**WHAT THE EXERCISE ASKS**
Extract every line below that contains the word "Water".

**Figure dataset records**
==============================

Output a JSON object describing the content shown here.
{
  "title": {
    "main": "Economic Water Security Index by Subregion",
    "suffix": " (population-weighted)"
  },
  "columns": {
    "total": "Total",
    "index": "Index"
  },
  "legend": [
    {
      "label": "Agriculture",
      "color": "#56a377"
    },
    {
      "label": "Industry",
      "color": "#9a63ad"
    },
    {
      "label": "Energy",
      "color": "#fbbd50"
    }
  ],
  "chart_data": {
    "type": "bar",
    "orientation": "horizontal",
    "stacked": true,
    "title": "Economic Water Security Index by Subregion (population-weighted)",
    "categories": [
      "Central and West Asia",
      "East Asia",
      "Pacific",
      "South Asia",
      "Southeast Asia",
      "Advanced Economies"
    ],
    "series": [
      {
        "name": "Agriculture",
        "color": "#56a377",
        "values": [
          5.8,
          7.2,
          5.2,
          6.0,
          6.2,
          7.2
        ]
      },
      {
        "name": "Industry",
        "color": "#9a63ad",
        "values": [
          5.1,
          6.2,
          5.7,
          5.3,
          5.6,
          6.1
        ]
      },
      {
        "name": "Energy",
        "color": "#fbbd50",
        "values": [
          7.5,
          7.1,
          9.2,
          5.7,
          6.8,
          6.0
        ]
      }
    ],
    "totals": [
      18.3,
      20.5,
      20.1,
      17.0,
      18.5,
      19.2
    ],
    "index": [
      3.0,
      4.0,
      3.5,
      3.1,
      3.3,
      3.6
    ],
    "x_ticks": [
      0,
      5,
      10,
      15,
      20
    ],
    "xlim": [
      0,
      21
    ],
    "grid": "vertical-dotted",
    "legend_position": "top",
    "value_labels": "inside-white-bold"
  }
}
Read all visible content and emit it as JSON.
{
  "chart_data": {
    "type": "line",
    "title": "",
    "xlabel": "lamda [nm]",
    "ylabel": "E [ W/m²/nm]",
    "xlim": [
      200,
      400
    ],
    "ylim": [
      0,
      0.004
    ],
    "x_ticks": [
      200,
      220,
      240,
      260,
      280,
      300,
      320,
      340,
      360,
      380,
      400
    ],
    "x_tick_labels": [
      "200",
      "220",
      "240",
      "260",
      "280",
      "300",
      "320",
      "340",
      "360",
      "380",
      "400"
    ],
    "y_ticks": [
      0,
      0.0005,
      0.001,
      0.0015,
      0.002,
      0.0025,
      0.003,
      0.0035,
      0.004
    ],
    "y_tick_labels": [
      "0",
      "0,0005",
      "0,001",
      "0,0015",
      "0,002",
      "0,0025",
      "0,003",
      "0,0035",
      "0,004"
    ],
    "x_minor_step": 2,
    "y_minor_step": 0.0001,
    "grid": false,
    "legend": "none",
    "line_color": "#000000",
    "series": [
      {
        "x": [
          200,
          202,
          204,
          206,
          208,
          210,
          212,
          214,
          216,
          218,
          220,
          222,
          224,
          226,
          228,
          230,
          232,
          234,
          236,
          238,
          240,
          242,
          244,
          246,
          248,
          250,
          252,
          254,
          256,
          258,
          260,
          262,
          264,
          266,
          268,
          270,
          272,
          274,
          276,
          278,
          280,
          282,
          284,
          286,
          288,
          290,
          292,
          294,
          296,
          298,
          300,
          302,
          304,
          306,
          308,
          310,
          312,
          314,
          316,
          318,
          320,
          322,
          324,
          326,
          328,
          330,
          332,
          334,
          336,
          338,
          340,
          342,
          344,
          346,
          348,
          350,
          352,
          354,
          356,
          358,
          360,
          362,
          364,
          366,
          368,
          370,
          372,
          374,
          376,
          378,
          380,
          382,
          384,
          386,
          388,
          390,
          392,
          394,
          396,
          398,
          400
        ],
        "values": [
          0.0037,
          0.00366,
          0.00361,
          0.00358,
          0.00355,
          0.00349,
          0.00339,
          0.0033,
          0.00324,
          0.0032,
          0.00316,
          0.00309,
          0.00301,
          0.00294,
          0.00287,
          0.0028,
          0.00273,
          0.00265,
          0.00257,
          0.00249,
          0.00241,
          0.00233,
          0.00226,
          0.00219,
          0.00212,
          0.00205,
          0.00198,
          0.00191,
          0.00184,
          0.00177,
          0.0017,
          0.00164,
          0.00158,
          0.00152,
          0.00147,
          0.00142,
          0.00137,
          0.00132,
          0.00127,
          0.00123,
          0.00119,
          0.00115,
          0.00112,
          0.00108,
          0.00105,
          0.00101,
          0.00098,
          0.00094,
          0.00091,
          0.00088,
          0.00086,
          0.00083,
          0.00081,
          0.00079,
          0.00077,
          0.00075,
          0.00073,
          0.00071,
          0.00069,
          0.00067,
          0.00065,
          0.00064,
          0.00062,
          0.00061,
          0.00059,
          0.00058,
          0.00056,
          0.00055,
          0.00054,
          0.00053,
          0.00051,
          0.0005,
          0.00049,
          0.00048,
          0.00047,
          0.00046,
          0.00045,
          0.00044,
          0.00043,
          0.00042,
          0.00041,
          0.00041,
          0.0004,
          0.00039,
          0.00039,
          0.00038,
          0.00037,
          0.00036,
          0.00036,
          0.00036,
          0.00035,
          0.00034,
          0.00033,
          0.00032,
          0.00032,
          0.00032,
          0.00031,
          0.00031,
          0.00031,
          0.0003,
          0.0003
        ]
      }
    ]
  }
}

==============================

**RESULT OF THE EXERCISE**
    "main": "Economic Water Security Index by Subregion",
    "title": "Economic Water Security Index by Subregion (population-weighted)",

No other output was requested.